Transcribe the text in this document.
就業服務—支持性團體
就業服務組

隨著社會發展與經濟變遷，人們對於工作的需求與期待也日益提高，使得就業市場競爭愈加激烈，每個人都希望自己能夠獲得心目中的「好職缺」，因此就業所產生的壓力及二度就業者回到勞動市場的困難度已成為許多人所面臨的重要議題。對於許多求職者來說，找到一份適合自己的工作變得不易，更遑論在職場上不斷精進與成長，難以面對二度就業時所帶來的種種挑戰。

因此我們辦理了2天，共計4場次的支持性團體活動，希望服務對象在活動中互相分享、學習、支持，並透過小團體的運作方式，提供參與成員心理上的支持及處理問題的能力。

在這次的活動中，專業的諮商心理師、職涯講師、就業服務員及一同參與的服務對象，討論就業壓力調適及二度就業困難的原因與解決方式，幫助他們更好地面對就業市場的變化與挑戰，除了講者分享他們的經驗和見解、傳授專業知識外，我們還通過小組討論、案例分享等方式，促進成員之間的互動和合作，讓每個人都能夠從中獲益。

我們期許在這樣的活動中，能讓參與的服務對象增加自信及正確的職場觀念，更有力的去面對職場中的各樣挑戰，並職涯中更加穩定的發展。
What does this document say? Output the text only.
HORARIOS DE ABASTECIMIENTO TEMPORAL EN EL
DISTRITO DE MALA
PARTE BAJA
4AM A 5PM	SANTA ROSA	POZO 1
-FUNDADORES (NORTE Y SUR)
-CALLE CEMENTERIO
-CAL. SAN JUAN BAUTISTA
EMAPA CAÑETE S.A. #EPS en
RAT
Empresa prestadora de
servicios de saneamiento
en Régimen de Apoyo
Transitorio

**Exercise details**
Check every line of the data, and copy the ones that contain "document".

**Solved problem**
Transcribe the text in this document.
What does this document say? Output the text only.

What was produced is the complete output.